| Data in this exercise |
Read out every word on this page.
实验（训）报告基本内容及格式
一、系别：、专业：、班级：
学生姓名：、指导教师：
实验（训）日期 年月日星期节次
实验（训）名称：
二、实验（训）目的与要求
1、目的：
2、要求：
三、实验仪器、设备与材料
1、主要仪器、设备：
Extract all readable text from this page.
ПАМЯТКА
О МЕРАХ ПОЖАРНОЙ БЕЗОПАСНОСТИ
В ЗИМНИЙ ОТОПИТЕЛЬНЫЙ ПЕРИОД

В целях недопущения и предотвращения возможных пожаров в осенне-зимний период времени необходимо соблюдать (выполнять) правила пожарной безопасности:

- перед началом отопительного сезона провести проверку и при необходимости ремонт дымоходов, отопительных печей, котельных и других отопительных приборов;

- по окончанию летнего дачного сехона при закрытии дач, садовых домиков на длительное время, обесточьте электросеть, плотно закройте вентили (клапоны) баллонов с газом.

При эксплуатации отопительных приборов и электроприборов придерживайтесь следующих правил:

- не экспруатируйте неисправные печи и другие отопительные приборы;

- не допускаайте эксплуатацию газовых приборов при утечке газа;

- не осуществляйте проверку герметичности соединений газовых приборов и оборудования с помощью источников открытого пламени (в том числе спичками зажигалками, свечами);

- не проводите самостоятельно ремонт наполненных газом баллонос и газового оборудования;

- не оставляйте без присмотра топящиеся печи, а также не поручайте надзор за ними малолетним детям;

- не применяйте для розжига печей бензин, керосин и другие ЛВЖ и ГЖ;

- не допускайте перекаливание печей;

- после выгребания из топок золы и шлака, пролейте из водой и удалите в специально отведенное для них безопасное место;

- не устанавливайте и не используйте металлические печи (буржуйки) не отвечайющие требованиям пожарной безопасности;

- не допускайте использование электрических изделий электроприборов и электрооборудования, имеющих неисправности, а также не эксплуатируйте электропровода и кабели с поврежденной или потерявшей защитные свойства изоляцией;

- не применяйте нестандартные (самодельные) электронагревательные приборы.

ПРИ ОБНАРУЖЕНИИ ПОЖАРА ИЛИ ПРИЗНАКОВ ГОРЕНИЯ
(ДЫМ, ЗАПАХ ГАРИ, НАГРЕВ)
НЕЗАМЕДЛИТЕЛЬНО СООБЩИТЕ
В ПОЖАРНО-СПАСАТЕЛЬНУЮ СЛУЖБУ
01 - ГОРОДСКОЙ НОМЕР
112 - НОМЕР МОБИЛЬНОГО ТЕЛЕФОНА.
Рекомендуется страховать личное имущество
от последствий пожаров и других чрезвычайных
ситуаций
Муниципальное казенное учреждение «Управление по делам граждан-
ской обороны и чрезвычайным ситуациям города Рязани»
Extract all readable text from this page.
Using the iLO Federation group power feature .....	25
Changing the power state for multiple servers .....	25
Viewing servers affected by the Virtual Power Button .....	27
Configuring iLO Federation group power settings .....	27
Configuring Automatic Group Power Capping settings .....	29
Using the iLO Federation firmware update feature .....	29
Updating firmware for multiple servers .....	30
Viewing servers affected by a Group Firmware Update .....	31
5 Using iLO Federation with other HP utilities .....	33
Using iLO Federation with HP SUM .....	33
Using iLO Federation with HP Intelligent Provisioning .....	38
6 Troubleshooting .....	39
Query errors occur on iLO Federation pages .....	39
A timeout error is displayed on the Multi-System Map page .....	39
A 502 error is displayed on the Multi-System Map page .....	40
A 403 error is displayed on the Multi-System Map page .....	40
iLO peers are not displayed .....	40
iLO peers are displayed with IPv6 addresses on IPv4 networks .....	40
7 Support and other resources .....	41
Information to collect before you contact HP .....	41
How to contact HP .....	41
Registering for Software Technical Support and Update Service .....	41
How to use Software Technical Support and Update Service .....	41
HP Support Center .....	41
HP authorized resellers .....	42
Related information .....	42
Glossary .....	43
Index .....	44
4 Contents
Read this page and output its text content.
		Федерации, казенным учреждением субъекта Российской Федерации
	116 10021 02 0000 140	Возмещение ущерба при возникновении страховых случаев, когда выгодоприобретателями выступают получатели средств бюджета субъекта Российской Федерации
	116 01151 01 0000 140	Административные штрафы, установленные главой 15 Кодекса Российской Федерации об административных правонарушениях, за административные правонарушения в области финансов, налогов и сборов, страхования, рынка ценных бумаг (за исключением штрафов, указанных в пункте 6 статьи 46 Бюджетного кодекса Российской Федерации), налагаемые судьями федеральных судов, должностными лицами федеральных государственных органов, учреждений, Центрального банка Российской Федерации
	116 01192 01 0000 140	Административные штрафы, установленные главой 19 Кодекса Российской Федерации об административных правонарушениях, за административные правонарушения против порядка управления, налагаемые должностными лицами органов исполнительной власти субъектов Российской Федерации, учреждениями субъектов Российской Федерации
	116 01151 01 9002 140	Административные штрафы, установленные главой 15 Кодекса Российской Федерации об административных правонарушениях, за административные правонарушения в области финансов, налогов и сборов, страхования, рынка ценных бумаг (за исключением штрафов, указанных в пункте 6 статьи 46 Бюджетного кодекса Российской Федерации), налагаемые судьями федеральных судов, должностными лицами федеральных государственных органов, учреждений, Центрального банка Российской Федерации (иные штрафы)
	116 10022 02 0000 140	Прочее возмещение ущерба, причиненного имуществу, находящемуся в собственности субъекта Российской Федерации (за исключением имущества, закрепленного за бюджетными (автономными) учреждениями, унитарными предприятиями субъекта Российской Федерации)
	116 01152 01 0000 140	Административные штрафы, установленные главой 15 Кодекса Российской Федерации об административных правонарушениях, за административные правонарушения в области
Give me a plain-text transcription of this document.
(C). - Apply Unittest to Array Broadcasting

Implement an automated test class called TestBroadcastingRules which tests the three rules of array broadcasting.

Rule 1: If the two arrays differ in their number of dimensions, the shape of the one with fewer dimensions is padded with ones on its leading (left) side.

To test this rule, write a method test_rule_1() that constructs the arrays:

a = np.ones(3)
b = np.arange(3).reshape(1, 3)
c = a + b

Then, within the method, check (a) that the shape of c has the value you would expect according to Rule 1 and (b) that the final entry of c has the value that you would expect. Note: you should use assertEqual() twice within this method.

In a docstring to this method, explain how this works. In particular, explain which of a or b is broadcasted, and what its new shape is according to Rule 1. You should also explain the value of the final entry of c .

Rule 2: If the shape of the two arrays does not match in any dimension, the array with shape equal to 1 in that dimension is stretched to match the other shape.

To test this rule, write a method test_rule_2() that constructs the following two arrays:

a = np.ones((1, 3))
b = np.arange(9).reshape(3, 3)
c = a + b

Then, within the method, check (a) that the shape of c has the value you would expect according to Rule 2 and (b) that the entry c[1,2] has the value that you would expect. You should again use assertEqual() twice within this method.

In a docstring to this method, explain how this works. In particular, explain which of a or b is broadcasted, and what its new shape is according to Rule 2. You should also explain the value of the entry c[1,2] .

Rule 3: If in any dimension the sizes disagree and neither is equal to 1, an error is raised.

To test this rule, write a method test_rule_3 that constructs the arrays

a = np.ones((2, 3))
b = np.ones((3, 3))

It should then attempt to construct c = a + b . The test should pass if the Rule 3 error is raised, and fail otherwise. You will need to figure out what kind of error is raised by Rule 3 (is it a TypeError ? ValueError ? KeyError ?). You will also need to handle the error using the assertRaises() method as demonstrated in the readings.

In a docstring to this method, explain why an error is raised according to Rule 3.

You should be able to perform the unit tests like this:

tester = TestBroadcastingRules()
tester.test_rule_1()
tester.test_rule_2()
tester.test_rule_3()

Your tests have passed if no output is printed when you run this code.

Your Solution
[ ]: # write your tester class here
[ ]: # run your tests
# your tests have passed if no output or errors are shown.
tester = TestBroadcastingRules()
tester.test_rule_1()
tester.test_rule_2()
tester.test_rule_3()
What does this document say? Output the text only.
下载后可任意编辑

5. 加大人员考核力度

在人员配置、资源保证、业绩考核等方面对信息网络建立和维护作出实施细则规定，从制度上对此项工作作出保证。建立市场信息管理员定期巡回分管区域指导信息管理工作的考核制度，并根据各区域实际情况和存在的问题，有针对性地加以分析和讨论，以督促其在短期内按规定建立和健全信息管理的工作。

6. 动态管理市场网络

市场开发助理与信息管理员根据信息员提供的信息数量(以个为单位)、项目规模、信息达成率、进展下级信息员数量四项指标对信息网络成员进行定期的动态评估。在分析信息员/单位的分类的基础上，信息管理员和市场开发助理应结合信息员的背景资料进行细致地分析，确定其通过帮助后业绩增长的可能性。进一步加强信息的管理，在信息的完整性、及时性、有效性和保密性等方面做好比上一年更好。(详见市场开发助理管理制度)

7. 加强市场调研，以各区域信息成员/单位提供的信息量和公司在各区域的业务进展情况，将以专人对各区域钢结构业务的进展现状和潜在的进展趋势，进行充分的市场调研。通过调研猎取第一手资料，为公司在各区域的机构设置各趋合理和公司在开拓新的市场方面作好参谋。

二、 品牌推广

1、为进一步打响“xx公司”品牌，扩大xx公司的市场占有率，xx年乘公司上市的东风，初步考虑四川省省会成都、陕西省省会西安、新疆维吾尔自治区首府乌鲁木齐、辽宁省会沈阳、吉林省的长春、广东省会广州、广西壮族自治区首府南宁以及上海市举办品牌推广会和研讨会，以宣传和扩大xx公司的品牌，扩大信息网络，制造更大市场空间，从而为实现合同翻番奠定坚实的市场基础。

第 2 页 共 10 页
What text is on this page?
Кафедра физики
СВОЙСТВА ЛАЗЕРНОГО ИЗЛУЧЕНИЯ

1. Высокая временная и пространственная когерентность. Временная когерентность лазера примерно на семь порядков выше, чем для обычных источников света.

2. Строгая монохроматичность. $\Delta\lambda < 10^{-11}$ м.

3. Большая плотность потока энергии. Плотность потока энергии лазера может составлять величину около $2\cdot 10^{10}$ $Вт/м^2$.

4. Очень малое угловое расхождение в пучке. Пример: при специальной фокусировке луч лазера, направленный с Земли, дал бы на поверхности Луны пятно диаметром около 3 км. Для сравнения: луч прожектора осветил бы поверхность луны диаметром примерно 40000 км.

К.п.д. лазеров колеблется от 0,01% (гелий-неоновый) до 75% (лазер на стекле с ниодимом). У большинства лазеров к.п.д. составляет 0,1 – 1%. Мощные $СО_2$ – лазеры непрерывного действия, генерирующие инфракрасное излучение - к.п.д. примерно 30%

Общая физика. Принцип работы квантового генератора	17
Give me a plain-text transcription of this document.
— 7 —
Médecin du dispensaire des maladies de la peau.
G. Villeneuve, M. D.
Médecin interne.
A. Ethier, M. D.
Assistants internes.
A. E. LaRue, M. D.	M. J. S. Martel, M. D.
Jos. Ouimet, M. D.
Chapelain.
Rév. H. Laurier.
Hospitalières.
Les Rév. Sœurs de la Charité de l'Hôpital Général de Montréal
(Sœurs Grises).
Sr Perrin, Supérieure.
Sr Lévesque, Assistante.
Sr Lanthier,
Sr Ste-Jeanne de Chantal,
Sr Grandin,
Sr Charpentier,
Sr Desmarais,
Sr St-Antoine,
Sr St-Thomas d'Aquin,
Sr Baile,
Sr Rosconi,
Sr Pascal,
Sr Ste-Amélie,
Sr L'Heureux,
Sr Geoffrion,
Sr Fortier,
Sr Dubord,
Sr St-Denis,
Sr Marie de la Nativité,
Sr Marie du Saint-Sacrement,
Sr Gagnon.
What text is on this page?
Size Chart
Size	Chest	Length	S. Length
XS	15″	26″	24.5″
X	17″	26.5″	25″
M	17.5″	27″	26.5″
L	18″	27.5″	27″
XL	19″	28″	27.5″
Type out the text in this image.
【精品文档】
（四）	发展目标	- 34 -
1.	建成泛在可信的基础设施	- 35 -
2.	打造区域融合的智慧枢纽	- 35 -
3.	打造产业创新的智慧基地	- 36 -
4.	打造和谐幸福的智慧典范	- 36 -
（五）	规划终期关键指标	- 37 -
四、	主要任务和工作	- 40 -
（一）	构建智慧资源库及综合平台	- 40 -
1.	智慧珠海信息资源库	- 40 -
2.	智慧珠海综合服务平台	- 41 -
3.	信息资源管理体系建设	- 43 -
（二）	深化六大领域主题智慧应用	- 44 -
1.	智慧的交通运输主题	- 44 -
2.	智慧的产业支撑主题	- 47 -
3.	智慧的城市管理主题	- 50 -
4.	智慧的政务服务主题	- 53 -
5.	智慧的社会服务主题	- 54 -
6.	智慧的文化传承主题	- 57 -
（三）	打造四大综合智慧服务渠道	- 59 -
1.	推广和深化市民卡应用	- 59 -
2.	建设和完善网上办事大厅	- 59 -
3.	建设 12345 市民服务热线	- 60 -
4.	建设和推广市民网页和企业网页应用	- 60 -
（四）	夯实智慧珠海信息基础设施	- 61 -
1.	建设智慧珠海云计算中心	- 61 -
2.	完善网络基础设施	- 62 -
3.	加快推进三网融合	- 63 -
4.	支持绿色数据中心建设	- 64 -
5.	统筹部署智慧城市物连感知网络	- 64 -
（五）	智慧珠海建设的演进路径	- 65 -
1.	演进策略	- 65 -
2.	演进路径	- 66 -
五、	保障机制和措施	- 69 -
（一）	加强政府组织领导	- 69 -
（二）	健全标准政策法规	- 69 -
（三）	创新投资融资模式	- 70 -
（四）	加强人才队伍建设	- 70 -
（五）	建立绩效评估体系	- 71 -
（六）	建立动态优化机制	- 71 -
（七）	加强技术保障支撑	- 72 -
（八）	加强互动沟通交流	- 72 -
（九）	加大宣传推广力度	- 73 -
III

| Directions for this task |
Which lines of the data include "другие"? Copy each of them.

| Answer to this exercise |
- не экспруатируйте неисправные печи и другие отопительные приборы;
- не применяйте для розжига печей бензин, керосин и другие ЛВЖ и ГЖ;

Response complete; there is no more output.